▼▼▼

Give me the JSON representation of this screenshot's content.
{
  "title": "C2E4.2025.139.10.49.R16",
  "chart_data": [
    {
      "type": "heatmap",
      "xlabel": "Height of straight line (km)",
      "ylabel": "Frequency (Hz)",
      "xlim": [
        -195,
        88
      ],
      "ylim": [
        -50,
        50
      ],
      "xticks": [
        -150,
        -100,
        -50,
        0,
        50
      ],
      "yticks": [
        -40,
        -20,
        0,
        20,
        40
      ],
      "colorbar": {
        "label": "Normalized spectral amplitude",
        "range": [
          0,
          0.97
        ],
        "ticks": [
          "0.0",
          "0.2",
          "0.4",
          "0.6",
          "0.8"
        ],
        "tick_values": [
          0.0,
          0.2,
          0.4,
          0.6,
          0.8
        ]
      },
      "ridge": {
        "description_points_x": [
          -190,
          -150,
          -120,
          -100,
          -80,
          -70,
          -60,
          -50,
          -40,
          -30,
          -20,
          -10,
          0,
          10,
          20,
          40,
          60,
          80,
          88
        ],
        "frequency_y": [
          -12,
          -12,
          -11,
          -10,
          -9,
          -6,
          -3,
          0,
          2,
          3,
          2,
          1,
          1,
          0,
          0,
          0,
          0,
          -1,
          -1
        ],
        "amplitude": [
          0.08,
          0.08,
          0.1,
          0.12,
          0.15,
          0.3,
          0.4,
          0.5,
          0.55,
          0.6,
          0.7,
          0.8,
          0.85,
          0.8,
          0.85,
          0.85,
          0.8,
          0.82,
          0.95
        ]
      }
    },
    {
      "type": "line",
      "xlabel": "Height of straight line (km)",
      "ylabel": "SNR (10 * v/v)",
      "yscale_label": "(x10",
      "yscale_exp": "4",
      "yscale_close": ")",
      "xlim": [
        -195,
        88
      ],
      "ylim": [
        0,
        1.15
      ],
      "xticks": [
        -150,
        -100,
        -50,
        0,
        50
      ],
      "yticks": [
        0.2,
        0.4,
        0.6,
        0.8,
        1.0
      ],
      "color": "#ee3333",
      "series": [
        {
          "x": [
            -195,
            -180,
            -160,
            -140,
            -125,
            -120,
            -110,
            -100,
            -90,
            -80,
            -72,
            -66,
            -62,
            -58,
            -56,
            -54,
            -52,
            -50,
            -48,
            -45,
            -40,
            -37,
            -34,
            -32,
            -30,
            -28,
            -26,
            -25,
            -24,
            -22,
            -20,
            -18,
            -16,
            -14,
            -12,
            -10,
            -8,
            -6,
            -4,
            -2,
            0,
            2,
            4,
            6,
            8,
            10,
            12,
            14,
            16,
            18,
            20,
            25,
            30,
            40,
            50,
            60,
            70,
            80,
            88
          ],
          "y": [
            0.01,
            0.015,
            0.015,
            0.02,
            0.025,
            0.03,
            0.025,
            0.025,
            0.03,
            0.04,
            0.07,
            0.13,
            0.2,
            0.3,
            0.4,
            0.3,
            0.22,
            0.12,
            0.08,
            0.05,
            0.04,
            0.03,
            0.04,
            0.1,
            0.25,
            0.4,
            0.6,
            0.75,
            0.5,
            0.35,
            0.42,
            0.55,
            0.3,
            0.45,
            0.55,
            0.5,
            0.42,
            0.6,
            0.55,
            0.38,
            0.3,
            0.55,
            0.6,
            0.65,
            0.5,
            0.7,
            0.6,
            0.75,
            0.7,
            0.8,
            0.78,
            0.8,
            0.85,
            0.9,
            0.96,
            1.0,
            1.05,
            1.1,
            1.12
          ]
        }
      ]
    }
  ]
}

▲▲▲

Faithfully transcribe the whole of the data.

## Answer to the problem
Give me the JSON representation of this screenshot's content.
{
  "title": "C2E4.2025.139.10.49.R16",
  "chart_data": [
    {
      "type": "heatmap",
      "xlabel": "Height of straight line (km)",
      "ylabel": "Frequency (Hz)",
      "xlim": [
        -195,
        88
      ],
      "ylim": [
        -50,
        50
      ],
      "xticks": [
        -150,
        -100,
        -50,
        0,
        50
      ],
      "yticks": [
        -40,
        -20,
        0,
        20,
        40
      ],
      "colorbar": {
        "label": "Normalized spectral amplitude",
        "range": [
          0,
          0.97
        ],
        "ticks": [
          "0.0",
          "0.2",
          "0.4",
          "0.6",
          "0.8"
        ],
        "tick_values": [
          0.0,
          0.2,
          0.4,
          0.6,
          0.8
        ]
      },
      "ridge": {
        "description_points_x": [
          -190,
          -150,
          -120,
          -100,
          -80,
          -70,
          -60,
          -50,
          -40,
          -30,
          -20,
          -10,
          0,
          10,
          20,
          40,
          60,
          80,
          88
        ],
        "frequency_y": [
          -12,
          -12,
          -11,
          -10,
          -9,
          -6,
          -3,
          0,
          2,
          3,
          2,
          1,
          1,
          0,
          0,
          0,
          0,
          -1,
          -1
        ],
        "amplitude": [
          0.08,
          0.08,
          0.1,
          0.12,
          0.15,
          0.3,
          0.4,
          0.5,
          0.55,
          0.6,
          0.7,
          0.8,
          0.85,
          0.8,
          0.85,
          0.85,
          0.8,
          0.82,
          0.95
        ]
      }
    },
    {
      "type": "line",
      "xlabel": "Height of straight line (km)",
      "ylabel": "SNR (10 * v/v)",
      "yscale_label": "(x10",
      "yscale_exp": "4",
      "yscale_close": ")",
      "xlim": [
        -195,
        88
      ],
      "ylim": [
        0,
        1.15
      ],
      "xticks": [
        -150,
        -100,
        -50,
        0,
        50
      ],
      "yticks": [
        0.2,
        0.4,
        0.6,
        0.8,
        1.0
      ],
      "color": "#ee3333",
      "series": [
        {
          "x": [
            -195,
            -180,
            -160,
            -140,
            -125,
            -120,
            -110,
            -100,
            -90,
            -80,
            -72,
            -66,
            -62,
            -58,
            -56,
            -54,
            -52,
            -50,
            -48,
            -45,
            -40,
            -37,
            -34,
            -32,
            -30,
            -28,
            -26,
            -25,
            -24,
            -22,
            -20,
            -18,
            -16,
            -14,
            -12,
            -10,
            -8,
            -6,
            -4,
            -2,
            0,
            2,
            4,
            6,
            8,
            10,
            12,
            14,
            16,
            18,
            20,
            25,
            30,
            40,
            50,
            60,
            70,
            80,
            88
          ],
          "y": [
            0.01,
            0.015,
            0.015,
            0.02,
            0.025,
            0.03,
            0.025,
            0.025,
            0.03,
            0.04,
            0.07,
            0.13,
            0.2,
            0.3,
            0.4,
            0.3,
            0.22,
            0.12,
            0.08,
            0.05,
            0.04,
            0.03,
            0.04,
            0.1,
            0.25,
            0.4,
            0.6,
            0.75,
            0.5,
            0.35,
            0.42,
            0.55,
            0.3,
            0.45,
            0.55,
            0.5,
            0.42,
            0.6,
            0.55,
            0.38,
            0.3,
            0.55,
            0.6,
            0.65,
            0.5,
            0.7,
            0.6,
            0.75,
            0.7,
            0.8,
            0.78,
            0.8,
            0.85,
            0.9,
            0.96,
            1.0,
            1.05,
            1.1,
            1.12
          ]
        }
      ]
    }
  ]
}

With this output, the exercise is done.